══ Extracted entries ══

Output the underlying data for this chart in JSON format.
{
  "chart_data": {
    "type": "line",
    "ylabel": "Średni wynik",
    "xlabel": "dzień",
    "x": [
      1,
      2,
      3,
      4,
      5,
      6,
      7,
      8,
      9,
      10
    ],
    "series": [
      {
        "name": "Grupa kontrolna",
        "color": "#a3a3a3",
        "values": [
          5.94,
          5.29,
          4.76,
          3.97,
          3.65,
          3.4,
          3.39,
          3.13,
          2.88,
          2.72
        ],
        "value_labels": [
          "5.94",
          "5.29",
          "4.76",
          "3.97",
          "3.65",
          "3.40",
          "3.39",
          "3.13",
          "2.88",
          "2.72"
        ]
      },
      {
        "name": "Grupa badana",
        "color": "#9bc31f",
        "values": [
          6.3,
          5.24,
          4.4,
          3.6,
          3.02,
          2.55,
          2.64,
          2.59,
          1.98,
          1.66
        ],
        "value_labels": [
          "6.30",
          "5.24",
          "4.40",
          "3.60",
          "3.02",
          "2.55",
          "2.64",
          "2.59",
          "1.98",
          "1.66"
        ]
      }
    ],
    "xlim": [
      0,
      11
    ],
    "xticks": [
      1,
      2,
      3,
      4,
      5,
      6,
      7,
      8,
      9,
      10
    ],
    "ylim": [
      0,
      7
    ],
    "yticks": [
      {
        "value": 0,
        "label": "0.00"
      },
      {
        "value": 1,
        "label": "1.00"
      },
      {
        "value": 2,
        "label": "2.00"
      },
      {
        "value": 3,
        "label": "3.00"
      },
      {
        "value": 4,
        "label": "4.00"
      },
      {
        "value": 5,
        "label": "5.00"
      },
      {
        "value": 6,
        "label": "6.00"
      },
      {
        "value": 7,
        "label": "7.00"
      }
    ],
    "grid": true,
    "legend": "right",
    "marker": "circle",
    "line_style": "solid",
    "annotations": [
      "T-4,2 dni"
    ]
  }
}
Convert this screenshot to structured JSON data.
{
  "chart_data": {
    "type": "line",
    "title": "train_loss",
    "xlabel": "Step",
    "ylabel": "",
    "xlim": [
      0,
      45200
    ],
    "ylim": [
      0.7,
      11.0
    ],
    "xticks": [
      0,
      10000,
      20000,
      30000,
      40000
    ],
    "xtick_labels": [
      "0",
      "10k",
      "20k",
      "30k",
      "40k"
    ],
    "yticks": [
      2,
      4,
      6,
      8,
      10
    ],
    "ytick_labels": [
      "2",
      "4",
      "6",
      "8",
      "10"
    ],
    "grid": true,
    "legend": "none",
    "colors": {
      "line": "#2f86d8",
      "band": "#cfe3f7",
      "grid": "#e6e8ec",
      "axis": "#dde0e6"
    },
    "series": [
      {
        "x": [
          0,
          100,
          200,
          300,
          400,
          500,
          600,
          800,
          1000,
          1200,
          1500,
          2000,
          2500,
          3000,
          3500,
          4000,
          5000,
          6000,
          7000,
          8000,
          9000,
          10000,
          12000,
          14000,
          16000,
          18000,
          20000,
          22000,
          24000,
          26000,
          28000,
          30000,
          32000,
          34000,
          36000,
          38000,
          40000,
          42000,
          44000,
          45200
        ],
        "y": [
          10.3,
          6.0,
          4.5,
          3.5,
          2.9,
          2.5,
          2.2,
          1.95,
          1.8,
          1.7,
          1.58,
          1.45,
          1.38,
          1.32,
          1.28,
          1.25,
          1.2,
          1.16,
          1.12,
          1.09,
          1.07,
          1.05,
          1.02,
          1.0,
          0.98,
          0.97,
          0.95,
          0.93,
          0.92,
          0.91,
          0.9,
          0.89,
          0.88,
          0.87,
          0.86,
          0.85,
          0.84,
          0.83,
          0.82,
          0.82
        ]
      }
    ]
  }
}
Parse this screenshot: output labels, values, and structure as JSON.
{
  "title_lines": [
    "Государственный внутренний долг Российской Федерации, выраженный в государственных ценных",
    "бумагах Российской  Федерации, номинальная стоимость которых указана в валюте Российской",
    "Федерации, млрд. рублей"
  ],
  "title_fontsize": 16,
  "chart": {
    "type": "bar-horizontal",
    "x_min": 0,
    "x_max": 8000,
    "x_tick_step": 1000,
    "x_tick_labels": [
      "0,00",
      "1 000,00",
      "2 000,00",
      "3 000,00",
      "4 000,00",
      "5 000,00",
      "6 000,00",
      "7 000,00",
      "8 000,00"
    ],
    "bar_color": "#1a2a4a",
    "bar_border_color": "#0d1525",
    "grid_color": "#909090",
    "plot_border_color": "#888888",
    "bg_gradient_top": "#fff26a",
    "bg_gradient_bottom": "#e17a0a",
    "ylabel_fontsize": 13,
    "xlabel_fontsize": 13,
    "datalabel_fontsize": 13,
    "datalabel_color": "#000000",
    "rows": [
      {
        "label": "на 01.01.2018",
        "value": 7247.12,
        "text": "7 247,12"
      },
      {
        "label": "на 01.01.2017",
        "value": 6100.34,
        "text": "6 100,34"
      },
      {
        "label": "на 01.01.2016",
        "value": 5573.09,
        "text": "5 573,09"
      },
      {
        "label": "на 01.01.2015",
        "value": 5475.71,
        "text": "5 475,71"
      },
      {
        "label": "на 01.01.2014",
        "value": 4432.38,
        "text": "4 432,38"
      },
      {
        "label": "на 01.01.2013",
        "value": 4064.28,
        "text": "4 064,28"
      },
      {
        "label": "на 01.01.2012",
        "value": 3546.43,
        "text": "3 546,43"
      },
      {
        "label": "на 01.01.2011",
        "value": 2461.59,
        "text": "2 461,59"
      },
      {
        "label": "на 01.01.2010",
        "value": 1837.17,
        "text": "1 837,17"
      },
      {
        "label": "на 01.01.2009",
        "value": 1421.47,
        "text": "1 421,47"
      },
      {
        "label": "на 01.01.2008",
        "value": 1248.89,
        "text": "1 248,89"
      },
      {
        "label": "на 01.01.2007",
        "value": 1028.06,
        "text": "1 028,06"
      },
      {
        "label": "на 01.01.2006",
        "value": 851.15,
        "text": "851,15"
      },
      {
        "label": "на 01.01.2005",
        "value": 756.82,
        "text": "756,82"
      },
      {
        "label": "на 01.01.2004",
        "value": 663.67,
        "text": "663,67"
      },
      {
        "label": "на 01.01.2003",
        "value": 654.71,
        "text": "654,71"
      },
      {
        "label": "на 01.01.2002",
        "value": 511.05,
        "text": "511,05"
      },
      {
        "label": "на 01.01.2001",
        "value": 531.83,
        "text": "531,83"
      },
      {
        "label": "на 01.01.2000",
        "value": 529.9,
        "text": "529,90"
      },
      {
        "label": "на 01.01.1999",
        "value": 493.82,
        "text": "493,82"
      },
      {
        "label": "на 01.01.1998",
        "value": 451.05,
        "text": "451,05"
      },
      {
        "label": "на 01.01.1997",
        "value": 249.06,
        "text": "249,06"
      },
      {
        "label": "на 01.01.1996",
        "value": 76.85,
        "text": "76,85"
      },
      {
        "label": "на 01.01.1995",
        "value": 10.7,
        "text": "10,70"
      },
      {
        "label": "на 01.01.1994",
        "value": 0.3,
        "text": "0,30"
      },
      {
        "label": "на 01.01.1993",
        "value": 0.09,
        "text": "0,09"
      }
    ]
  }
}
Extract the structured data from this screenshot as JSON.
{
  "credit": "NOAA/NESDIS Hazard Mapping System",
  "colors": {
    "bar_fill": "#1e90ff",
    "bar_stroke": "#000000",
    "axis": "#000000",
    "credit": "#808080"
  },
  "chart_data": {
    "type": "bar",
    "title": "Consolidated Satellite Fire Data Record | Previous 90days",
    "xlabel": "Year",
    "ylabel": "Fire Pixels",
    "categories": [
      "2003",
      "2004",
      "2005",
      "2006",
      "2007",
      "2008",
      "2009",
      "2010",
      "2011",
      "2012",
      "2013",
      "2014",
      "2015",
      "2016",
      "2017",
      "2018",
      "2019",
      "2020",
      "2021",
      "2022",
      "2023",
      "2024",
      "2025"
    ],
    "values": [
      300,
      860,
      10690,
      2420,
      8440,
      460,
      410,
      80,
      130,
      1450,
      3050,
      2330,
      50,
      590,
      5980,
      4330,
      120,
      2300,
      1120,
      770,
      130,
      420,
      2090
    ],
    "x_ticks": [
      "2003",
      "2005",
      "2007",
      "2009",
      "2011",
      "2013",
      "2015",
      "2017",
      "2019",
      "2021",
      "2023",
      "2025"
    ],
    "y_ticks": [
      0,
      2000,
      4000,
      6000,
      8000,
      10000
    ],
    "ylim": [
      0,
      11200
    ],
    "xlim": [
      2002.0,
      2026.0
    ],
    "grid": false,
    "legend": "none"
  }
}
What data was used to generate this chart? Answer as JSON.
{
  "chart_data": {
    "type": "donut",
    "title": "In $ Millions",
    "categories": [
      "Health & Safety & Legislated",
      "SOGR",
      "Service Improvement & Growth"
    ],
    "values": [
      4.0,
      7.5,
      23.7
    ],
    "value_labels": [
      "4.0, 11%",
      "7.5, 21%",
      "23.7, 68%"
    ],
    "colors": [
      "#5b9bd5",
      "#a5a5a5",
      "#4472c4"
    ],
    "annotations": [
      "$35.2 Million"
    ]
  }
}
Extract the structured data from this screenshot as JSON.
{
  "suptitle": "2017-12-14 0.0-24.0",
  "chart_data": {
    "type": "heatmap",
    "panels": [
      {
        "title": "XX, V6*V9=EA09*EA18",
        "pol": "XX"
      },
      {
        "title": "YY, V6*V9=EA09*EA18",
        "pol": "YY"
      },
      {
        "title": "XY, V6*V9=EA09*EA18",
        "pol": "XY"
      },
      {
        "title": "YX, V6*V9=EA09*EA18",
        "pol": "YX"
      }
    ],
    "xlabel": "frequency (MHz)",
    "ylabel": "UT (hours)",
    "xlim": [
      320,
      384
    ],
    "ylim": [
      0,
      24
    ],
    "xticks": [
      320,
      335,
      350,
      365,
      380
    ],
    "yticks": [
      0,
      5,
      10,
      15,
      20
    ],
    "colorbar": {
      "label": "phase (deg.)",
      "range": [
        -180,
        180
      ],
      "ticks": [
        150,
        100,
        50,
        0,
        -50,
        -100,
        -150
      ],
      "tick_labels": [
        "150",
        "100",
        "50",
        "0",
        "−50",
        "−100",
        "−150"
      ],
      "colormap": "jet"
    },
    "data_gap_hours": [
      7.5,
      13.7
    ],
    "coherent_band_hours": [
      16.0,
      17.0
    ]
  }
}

═══

**Written exercise**
Copy every line in the listing above where the string "Grupa" turns up.

**Answer for the task**
        "name": "Grupa kontrolna",
        "name": "Grupa badana",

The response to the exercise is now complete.